## [PROBLEM STATEMENT]
Where a line of the material contains the string "Table", copy that line.

## BEGIN

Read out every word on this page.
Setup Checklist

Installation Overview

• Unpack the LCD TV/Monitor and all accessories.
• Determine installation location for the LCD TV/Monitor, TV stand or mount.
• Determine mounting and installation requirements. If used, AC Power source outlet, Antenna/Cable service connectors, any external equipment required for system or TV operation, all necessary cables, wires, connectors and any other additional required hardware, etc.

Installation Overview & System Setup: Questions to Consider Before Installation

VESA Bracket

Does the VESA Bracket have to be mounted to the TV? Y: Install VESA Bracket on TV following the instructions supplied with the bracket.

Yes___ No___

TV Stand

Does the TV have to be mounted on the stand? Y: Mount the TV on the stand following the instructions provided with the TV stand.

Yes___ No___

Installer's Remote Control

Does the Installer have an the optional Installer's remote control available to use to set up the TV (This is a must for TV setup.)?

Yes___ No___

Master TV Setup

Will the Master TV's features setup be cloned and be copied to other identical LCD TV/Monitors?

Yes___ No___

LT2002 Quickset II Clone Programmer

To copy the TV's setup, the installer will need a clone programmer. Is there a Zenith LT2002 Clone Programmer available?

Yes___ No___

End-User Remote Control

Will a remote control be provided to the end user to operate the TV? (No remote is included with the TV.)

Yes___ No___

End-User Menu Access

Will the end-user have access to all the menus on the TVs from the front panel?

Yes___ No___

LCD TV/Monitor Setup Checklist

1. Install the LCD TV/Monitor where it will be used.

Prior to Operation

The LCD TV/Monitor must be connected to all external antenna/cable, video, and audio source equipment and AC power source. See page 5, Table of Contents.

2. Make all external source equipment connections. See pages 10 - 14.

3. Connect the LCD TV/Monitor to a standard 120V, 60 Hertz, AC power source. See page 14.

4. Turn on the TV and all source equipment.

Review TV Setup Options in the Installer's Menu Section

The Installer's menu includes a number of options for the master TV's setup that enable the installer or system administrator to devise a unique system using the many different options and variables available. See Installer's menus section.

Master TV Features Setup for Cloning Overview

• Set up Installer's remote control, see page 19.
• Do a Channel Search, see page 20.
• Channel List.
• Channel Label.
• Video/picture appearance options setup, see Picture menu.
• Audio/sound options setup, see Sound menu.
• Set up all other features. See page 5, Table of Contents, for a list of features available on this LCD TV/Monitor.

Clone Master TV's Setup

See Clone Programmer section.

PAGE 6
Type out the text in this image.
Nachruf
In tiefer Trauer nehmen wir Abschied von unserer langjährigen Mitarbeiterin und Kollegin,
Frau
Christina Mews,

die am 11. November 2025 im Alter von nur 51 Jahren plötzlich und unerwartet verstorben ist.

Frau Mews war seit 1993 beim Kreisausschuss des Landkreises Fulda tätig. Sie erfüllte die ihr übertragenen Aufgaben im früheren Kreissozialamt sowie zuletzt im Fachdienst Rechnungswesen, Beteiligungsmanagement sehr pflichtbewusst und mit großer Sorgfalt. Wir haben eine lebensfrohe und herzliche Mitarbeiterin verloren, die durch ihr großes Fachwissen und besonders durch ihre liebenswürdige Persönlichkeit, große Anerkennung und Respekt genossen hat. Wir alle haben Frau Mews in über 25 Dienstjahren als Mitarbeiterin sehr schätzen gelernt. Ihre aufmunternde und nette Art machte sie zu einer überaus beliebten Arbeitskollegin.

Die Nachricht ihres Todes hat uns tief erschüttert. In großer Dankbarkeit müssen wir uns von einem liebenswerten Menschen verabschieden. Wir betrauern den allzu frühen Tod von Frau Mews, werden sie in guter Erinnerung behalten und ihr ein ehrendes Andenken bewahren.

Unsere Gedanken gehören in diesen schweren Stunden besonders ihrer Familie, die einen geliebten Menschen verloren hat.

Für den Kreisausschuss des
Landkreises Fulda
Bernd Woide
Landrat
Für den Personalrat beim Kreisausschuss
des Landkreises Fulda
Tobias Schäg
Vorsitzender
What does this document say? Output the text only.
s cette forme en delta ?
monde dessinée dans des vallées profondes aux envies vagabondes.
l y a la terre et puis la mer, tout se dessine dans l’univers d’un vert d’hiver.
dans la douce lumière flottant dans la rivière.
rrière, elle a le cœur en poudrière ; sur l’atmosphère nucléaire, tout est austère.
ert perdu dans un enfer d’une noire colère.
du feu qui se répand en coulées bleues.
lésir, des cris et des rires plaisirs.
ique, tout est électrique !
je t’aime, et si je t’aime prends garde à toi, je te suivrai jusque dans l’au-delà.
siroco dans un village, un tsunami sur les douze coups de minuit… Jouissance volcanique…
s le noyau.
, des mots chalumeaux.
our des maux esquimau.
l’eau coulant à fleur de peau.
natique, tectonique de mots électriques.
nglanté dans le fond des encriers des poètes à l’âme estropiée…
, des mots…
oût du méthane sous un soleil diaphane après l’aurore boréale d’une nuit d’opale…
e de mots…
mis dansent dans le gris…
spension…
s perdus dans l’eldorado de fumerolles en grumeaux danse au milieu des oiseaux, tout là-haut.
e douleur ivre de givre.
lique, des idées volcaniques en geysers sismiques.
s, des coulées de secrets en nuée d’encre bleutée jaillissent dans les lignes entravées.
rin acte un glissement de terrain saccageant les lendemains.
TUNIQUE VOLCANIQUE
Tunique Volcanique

## END

## [TASK RESPONSE]
The LCD TV/Monitor must be connected to all external antenna/cable, video, and audio source equipment and AC power source. See page 5, Table of Contents.
• Set up all other features. See page 5, Table of Contents, for a list of features available on this LCD TV/Monitor.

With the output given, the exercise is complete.